What you have to do | Wherever the word "screenshot" turns up in a line of the entries, copy that line.

Stored records |
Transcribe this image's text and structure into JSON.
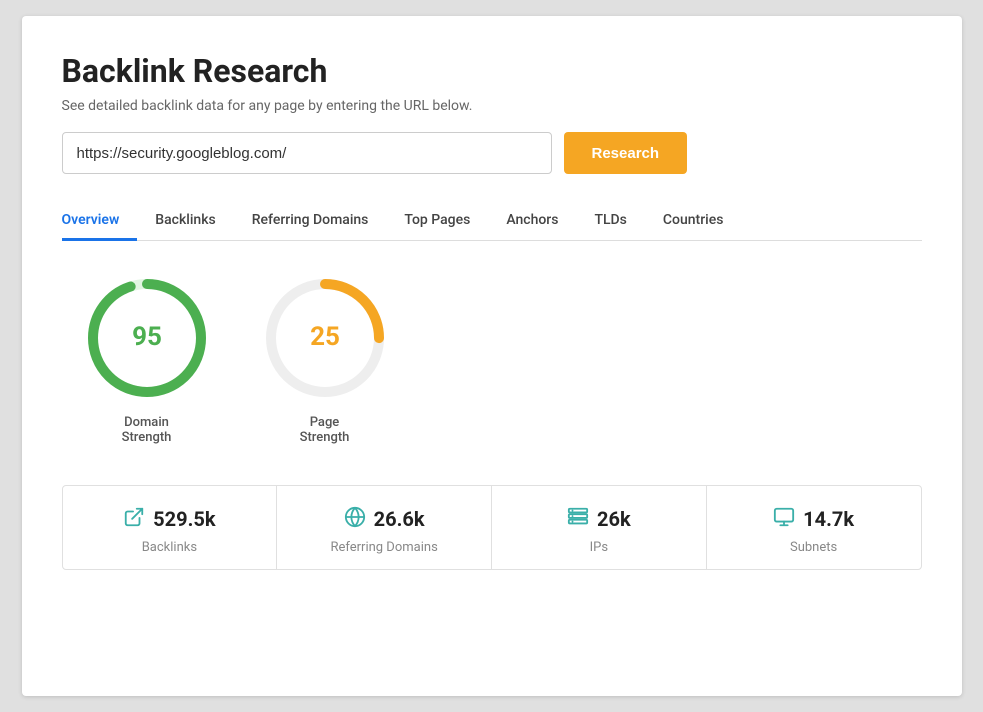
{
  "page": {
    "title": "Backlink Research",
    "subtitle": "See detailed backlink data for any page by entering the URL below.",
    "url_input_value": "https://security.googleblog.com/",
    "url_input_placeholder": "https://security.googleblog.com/",
    "research_button_label": "Research"
  },
  "tabs": [
    {
      "id": "overview",
      "label": "Overview",
      "active": true
    },
    {
      "id": "backlinks",
      "label": "Backlinks",
      "active": false
    },
    {
      "id": "referring-domains",
      "label": "Referring Domains",
      "active": false
    },
    {
      "id": "top-pages",
      "label": "Top Pages",
      "active": false
    },
    {
      "id": "anchors",
      "label": "Anchors",
      "active": false
    },
    {
      "id": "tlds",
      "label": "TLDs",
      "active": false
    },
    {
      "id": "countries",
      "label": "Countries",
      "active": false
    }
  ],
  "gauges": [
    {
      "id": "domain-strength",
      "value": 95,
      "label": "Domain\nStrength",
      "label_line1": "Domain",
      "label_line2": "Strength",
      "color": "#4caf50",
      "bg_color": "#e0f5e0",
      "percent": 95
    },
    {
      "id": "page-strength",
      "value": 25,
      "label": "Page\nStrength",
      "label_line1": "Page",
      "label_line2": "Strength",
      "color": "#f5a623",
      "bg_color": "#eeeeee",
      "percent": 25
    }
  ],
  "stats": [
    {
      "id": "backlinks",
      "value": "529.5k",
      "label": "Backlinks",
      "icon": "backlinks-icon"
    },
    {
      "id": "referring-domains",
      "value": "26.6k",
      "label": "Referring Domains",
      "icon": "globe-icon"
    },
    {
      "id": "ips",
      "value": "26k",
      "label": "IPs",
      "icon": "ips-icon"
    },
    {
      "id": "subnets",
      "value": "14.7k",
      "label": "Subnets",
      "icon": "subnets-icon"
    }
  ]
}
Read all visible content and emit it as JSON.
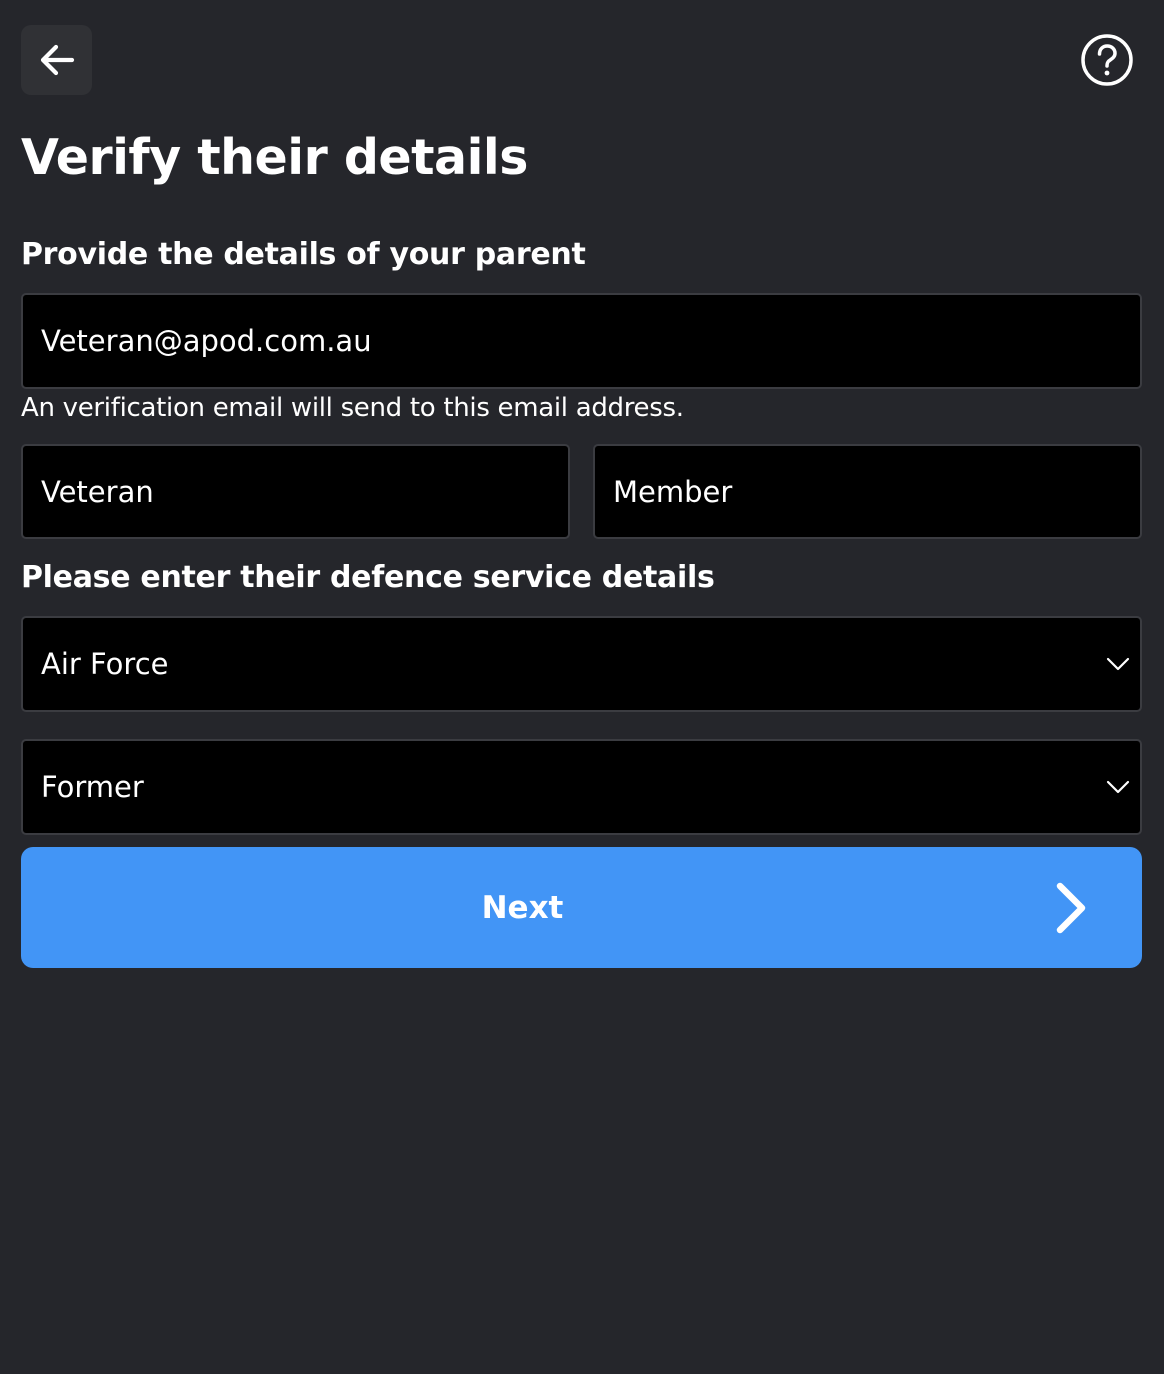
{
  "header": {
    "back_icon": "arrow-left-icon",
    "help_icon": "question-circle-icon"
  },
  "page": {
    "title": "Verify their details"
  },
  "parent_section": {
    "label": "Provide the details of your parent",
    "email_value": "Veteran@apod.com.au",
    "email_hint": "An verification email will send to this email address.",
    "first_name_value": "Veteran",
    "last_name_value": "Member"
  },
  "service_section": {
    "label": "Please enter their defence service details",
    "branch_value": "Air Force",
    "status_value": "Former",
    "dropdown_icon": "chevron-down-icon"
  },
  "actions": {
    "next_label": "Next",
    "next_icon": "chevron-right-icon"
  },
  "colors": {
    "background": "#25262b",
    "field_background": "#000000",
    "primary_button": "#4295f6",
    "text": "#ffffff"
  }
}
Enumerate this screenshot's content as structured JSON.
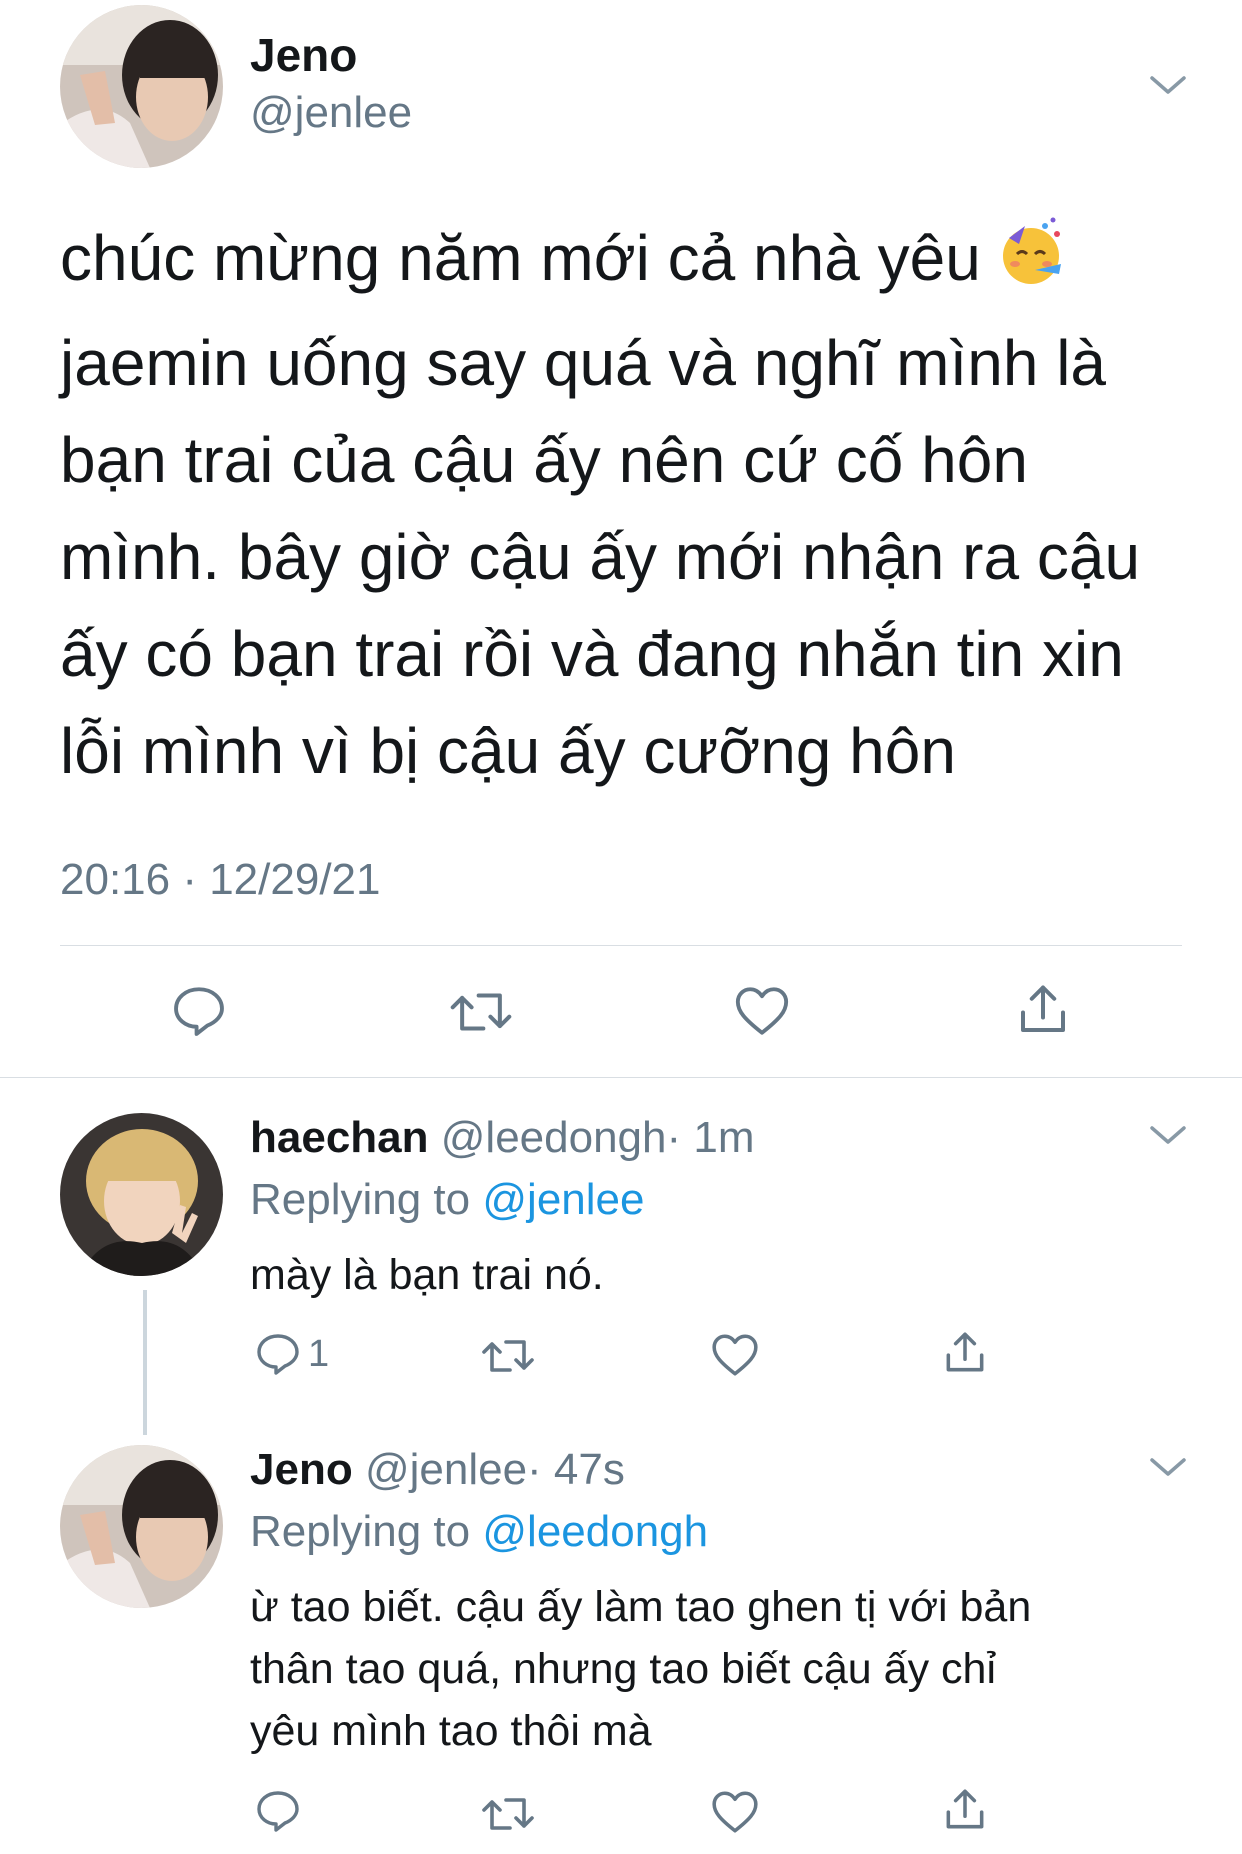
{
  "main_tweet": {
    "name": "Jeno",
    "handle": "@jenlee",
    "avatar_icon": "profile-photo",
    "text": "chúc mừng năm mới cả nhà yêu",
    "text_rest": "jaemin uống say quá và nghĩ mình là\nbạn trai của cậu ấy nên cứ cố hôn\nmình. bây giờ cậu ấy mới nhận ra cậu\nấy có bạn trai rồi và đang nhắn tin xin\nlỗi mình vì bị cậu ấy cưỡng hôn",
    "emoji": "🥳",
    "timestamp": "20:16 · 12/29/21",
    "actions": [
      "reply-icon",
      "retweet-icon",
      "like-icon",
      "share-icon"
    ]
  },
  "replies": [
    {
      "name": "haechan",
      "handle": "@leedongh",
      "time": "· 1m",
      "replying_label": "Replying to",
      "replying_to": "@jenlee",
      "text": "mày là bạn trai nó.",
      "reply_count": "1",
      "avatar_icon": "profile-photo"
    },
    {
      "name": "Jeno",
      "handle": "@jenlee",
      "time": "· 47s",
      "replying_label": "Replying to",
      "replying_to": "@leedongh",
      "text": "ừ tao biết. cậu ấy làm tao ghen tị với bản\nthân tao quá, nhưng tao biết cậu ấy chỉ\nyêu mình tao thôi mà",
      "reply_count": "",
      "avatar_icon": "profile-photo"
    }
  ],
  "colors": {
    "text": "#14171a",
    "muted": "#657786",
    "link": "#1b95e0",
    "divider": "#d9dee3"
  }
}
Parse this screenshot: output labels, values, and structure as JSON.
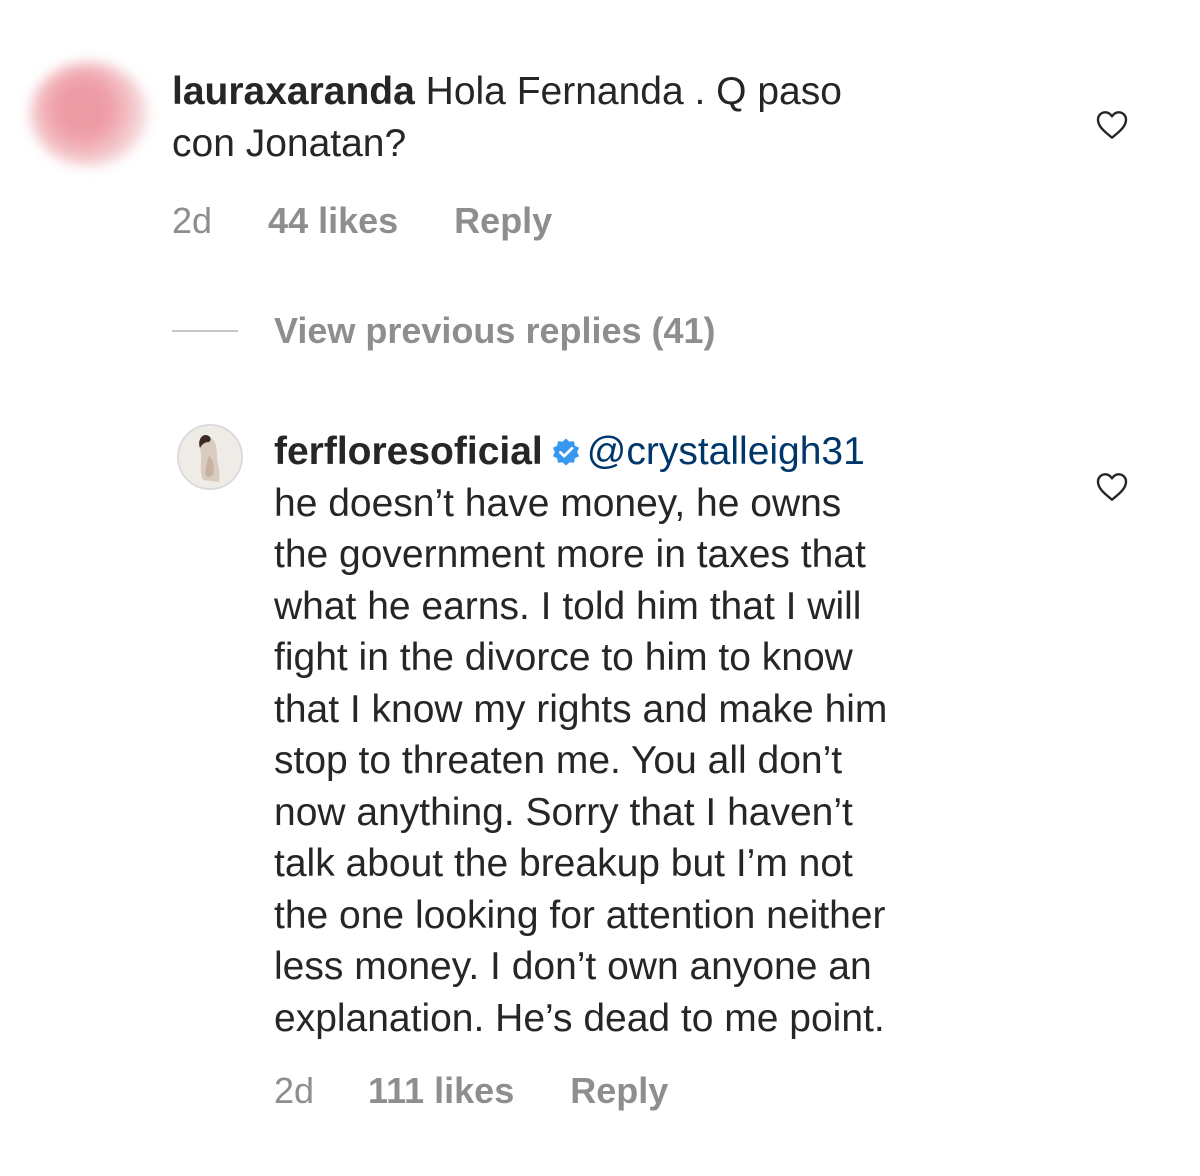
{
  "comments": [
    {
      "username": "lauraxaranda",
      "text": " Hola Fernanda .  Q paso\ncon Jonatan?",
      "age": "2d",
      "likes": "44 likes",
      "reply_label": "Reply"
    }
  ],
  "view_previous_replies": "View previous replies (41)",
  "reply": {
    "username": "ferfloresoficial",
    "verified": true,
    "mention": "@crystalleigh31",
    "text": "he doesn’t have money, he owns\nthe government more in taxes that\nwhat he earns. I told him that I will\nfight in the divorce to him to know\nthat I know my rights and make him\nstop to threaten me. You all don’t\nnow anything. Sorry that I haven’t\ntalk about the breakup but I’m not\nthe one looking for attention neither\nless money. I don’t own anyone an\nexplanation. He’s dead to me point.",
    "age": "2d",
    "likes": "111 likes",
    "reply_label": "Reply"
  },
  "colors": {
    "text": "#262626",
    "secondary": "#8e8e8e",
    "mention": "#00376b",
    "verified": "#3897f0"
  },
  "icons": [
    "heart-outline-icon",
    "verified-badge-icon"
  ]
}
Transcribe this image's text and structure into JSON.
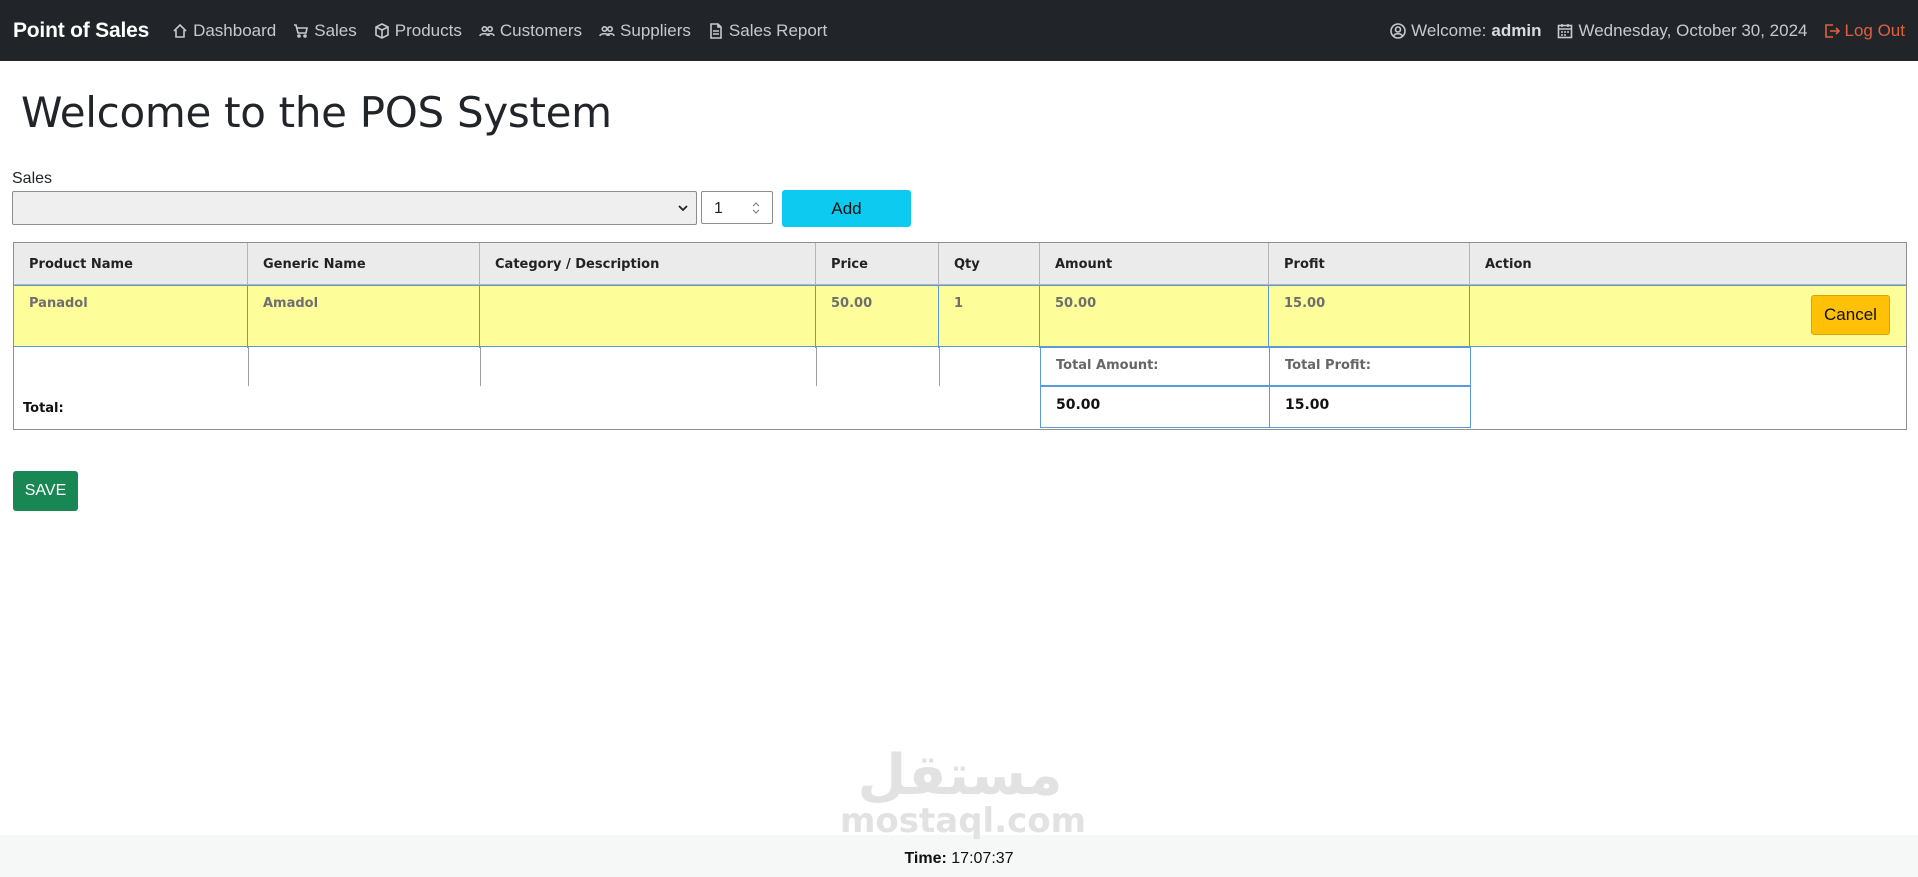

Output for this task |
Enumerate this screenshot's content as structured JSON.
Parse this screenshot: output labels, values, and structure as JSON.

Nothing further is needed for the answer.